> Items from a figure collection:
====
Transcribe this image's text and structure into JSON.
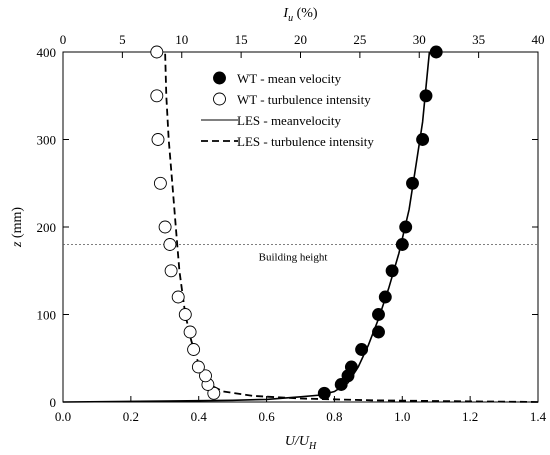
{
  "chart_data": {
    "type": "scatter",
    "axes": {
      "bottom": {
        "label_main": "U/U",
        "label_sub": "H",
        "range": [
          0.0,
          1.4
        ],
        "ticks": [
          "0.0",
          "0.2",
          "0.4",
          "0.6",
          "0.8",
          "1.0",
          "1.2",
          "1.4"
        ],
        "tick_values": [
          0.0,
          0.2,
          0.4,
          0.6,
          0.8,
          1.0,
          1.2,
          1.4
        ]
      },
      "top": {
        "label_main": "I",
        "label_sub": "u",
        "label_suffix": " (%)",
        "range": [
          0,
          40
        ],
        "ticks": [
          "0",
          "5",
          "10",
          "15",
          "20",
          "25",
          "30",
          "35",
          "40"
        ],
        "tick_values": [
          0,
          5,
          10,
          15,
          20,
          25,
          30,
          35,
          40
        ]
      },
      "left": {
        "label": "z (mm)",
        "range": [
          0,
          400
        ],
        "ticks": [
          "0",
          "100",
          "200",
          "300",
          "400"
        ],
        "tick_values": [
          0,
          100,
          200,
          300,
          400
        ]
      }
    },
    "grid": false,
    "legend_position": "top-right",
    "series": [
      {
        "name": "WT - mean velocity",
        "kind": "scatter",
        "marker": "filled-circle",
        "axis": "bottom",
        "points": [
          {
            "x": 0.77,
            "z": 10
          },
          {
            "x": 0.82,
            "z": 20
          },
          {
            "x": 0.84,
            "z": 30
          },
          {
            "x": 0.85,
            "z": 40
          },
          {
            "x": 0.88,
            "z": 60
          },
          {
            "x": 0.93,
            "z": 80
          },
          {
            "x": 0.93,
            "z": 100
          },
          {
            "x": 0.95,
            "z": 120
          },
          {
            "x": 0.97,
            "z": 150
          },
          {
            "x": 1.0,
            "z": 180
          },
          {
            "x": 1.01,
            "z": 200
          },
          {
            "x": 1.03,
            "z": 250
          },
          {
            "x": 1.06,
            "z": 300
          },
          {
            "x": 1.07,
            "z": 350
          },
          {
            "x": 1.1,
            "z": 400
          }
        ]
      },
      {
        "name": "WT - turbulence intensity",
        "kind": "scatter",
        "marker": "open-circle",
        "axis": "top",
        "points": [
          {
            "x": 12.7,
            "z": 10
          },
          {
            "x": 12.2,
            "z": 20
          },
          {
            "x": 12.0,
            "z": 30
          },
          {
            "x": 11.4,
            "z": 40
          },
          {
            "x": 11.0,
            "z": 60
          },
          {
            "x": 10.7,
            "z": 80
          },
          {
            "x": 10.3,
            "z": 100
          },
          {
            "x": 9.7,
            "z": 120
          },
          {
            "x": 9.1,
            "z": 150
          },
          {
            "x": 9.0,
            "z": 180
          },
          {
            "x": 8.6,
            "z": 200
          },
          {
            "x": 8.2,
            "z": 250
          },
          {
            "x": 8.0,
            "z": 300
          },
          {
            "x": 7.9,
            "z": 350
          },
          {
            "x": 7.9,
            "z": 400
          }
        ]
      },
      {
        "name": "LES - meanvelocity",
        "kind": "line",
        "style": "solid",
        "axis": "bottom",
        "points": [
          {
            "x": 0.0,
            "z": 0
          },
          {
            "x": 0.3,
            "z": 1
          },
          {
            "x": 0.5,
            "z": 2
          },
          {
            "x": 0.6,
            "z": 3
          },
          {
            "x": 0.7,
            "z": 6
          },
          {
            "x": 0.76,
            "z": 8
          },
          {
            "x": 0.8,
            "z": 12
          },
          {
            "x": 0.84,
            "z": 22
          },
          {
            "x": 0.87,
            "z": 40
          },
          {
            "x": 0.9,
            "z": 65
          },
          {
            "x": 0.93,
            "z": 95
          },
          {
            "x": 0.96,
            "z": 130
          },
          {
            "x": 0.99,
            "z": 170
          },
          {
            "x": 1.02,
            "z": 220
          },
          {
            "x": 1.04,
            "z": 270
          },
          {
            "x": 1.06,
            "z": 320
          },
          {
            "x": 1.07,
            "z": 360
          },
          {
            "x": 1.08,
            "z": 400
          }
        ]
      },
      {
        "name": "LES - turbulence intensity",
        "kind": "line",
        "style": "dashed",
        "axis": "top",
        "points": [
          {
            "x": 40.0,
            "z": 0
          },
          {
            "x": 32.0,
            "z": 1
          },
          {
            "x": 26.0,
            "z": 2
          },
          {
            "x": 20.0,
            "z": 4
          },
          {
            "x": 16.0,
            "z": 7
          },
          {
            "x": 13.5,
            "z": 12
          },
          {
            "x": 12.3,
            "z": 20
          },
          {
            "x": 11.5,
            "z": 40
          },
          {
            "x": 10.8,
            "z": 70
          },
          {
            "x": 10.3,
            "z": 100
          },
          {
            "x": 9.8,
            "z": 150
          },
          {
            "x": 9.5,
            "z": 200
          },
          {
            "x": 9.2,
            "z": 250
          },
          {
            "x": 8.9,
            "z": 300
          },
          {
            "x": 8.7,
            "z": 350
          },
          {
            "x": 8.6,
            "z": 400
          }
        ]
      }
    ],
    "reference_lines": [
      {
        "z": 180,
        "style": "dotted",
        "label": "Building height"
      }
    ]
  }
}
====
> Work to complete: Within the data above, pick out all lines holding the word "intensity".

> Exercise answer:
        "name": "WT - turbulence intensity",
        "name": "LES - turbulence intensity",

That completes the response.